--- Begin Records ---
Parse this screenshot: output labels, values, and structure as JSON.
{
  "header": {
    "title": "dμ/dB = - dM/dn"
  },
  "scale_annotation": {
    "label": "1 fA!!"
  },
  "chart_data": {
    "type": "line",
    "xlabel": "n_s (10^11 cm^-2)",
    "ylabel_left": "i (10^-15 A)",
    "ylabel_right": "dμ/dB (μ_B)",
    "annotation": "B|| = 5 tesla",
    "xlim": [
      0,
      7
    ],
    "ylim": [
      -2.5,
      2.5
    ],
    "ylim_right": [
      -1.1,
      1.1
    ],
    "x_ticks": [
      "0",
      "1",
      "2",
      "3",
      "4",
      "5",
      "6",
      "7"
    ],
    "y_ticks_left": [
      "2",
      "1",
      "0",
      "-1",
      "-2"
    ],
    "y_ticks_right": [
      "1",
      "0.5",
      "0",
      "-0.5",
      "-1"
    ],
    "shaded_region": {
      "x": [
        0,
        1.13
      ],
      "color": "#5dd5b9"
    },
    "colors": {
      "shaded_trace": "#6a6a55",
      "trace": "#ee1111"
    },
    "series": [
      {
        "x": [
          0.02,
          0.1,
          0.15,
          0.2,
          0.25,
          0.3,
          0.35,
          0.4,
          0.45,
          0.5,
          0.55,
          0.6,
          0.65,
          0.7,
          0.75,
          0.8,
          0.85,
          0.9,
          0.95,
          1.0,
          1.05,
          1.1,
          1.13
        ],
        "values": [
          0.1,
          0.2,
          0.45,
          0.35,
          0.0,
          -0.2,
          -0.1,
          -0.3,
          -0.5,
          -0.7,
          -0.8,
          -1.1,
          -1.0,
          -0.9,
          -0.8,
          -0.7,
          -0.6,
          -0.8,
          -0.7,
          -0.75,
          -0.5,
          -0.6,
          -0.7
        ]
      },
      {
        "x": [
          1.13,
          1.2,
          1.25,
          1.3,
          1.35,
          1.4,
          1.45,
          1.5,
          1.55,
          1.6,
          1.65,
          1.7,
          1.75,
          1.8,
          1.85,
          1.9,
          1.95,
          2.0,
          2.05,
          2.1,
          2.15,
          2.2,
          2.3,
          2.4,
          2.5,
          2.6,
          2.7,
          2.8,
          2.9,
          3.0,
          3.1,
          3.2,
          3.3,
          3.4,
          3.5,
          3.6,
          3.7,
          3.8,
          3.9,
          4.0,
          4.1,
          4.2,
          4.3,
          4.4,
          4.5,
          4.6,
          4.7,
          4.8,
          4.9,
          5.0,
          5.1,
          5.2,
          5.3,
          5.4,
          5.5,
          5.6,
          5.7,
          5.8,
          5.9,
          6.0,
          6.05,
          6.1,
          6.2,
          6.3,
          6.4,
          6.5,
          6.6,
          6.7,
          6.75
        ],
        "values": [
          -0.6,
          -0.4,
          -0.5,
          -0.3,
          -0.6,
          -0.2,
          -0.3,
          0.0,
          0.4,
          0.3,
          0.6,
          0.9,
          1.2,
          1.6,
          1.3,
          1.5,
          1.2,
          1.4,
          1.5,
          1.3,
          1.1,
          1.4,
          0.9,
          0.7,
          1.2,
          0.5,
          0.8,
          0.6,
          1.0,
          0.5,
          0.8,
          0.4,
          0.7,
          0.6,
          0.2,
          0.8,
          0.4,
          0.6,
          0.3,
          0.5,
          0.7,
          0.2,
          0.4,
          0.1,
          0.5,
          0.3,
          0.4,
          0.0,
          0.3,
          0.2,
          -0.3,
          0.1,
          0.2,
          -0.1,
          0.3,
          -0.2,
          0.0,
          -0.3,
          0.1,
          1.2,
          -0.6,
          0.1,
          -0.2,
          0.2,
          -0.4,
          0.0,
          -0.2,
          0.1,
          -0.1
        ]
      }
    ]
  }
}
--- End Records ---
→ Directive:
Every line of the records above needs to be given again exactly.

→ Exercise response:
Parse this screenshot: output labels, values, and structure as JSON.
{
  "header": {
    "title": "dμ/dB = - dM/dn"
  },
  "scale_annotation": {
    "label": "1 fA!!"
  },
  "chart_data": {
    "type": "line",
    "xlabel": "n_s (10^11 cm^-2)",
    "ylabel_left": "i (10^-15 A)",
    "ylabel_right": "dμ/dB (μ_B)",
    "annotation": "B|| = 5 tesla",
    "xlim": [
      0,
      7
    ],
    "ylim": [
      -2.5,
      2.5
    ],
    "ylim_right": [
      -1.1,
      1.1
    ],
    "x_ticks": [
      "0",
      "1",
      "2",
      "3",
      "4",
      "5",
      "6",
      "7"
    ],
    "y_ticks_left": [
      "2",
      "1",
      "0",
      "-1",
      "-2"
    ],
    "y_ticks_right": [
      "1",
      "0.5",
      "0",
      "-0.5",
      "-1"
    ],
    "shaded_region": {
      "x": [
        0,
        1.13
      ],
      "color": "#5dd5b9"
    },
    "colors": {
      "shaded_trace": "#6a6a55",
      "trace": "#ee1111"
    },
    "series": [
      {
        "x": [
          0.02,
          0.1,
          0.15,
          0.2,
          0.25,
          0.3,
          0.35,
          0.4,
          0.45,
          0.5,
          0.55,
          0.6,
          0.65,
          0.7,
          0.75,
          0.8,
          0.85,
          0.9,
          0.95,
          1.0,
          1.05,
          1.1,
          1.13
        ],
        "values": [
          0.1,
          0.2,
          0.45,
          0.35,
          0.0,
          -0.2,
          -0.1,
          -0.3,
          -0.5,
          -0.7,
          -0.8,
          -1.1,
          -1.0,
          -0.9,
          -0.8,
          -0.7,
          -0.6,
          -0.8,
          -0.7,
          -0.75,
          -0.5,
          -0.6,
          -0.7
        ]
      },
      {
        "x": [
          1.13,
          1.2,
          1.25,
          1.3,
          1.35,
          1.4,
          1.45,
          1.5,
          1.55,
          1.6,
          1.65,
          1.7,
          1.75,
          1.8,
          1.85,
          1.9,
          1.95,
          2.0,
          2.05,
          2.1,
          2.15,
          2.2,
          2.3,
          2.4,
          2.5,
          2.6,
          2.7,
          2.8,
          2.9,
          3.0,
          3.1,
          3.2,
          3.3,
          3.4,
          3.5,
          3.6,
          3.7,
          3.8,
          3.9,
          4.0,
          4.1,
          4.2,
          4.3,
          4.4,
          4.5,
          4.6,
          4.7,
          4.8,
          4.9,
          5.0,
          5.1,
          5.2,
          5.3,
          5.4,
          5.5,
          5.6,
          5.7,
          5.8,
          5.9,
          6.0,
          6.05,
          6.1,
          6.2,
          6.3,
          6.4,
          6.5,
          6.6,
          6.7,
          6.75
        ],
        "values": [
          -0.6,
          -0.4,
          -0.5,
          -0.3,
          -0.6,
          -0.2,
          -0.3,
          0.0,
          0.4,
          0.3,
          0.6,
          0.9,
          1.2,
          1.6,
          1.3,
          1.5,
          1.2,
          1.4,
          1.5,
          1.3,
          1.1,
          1.4,
          0.9,
          0.7,
          1.2,
          0.5,
          0.8,
          0.6,
          1.0,
          0.5,
          0.8,
          0.4,
          0.7,
          0.6,
          0.2,
          0.8,
          0.4,
          0.6,
          0.3,
          0.5,
          0.7,
          0.2,
          0.4,
          0.1,
          0.5,
          0.3,
          0.4,
          0.0,
          0.3,
          0.2,
          -0.3,
          0.1,
          0.2,
          -0.1,
          0.3,
          -0.2,
          0.0,
          -0.3,
          0.1,
          1.2,
          -0.6,
          0.1,
          -0.2,
          0.2,
          -0.4,
          0.0,
          -0.2,
          0.1,
          -0.1
        ]
      }
    ]
  }
}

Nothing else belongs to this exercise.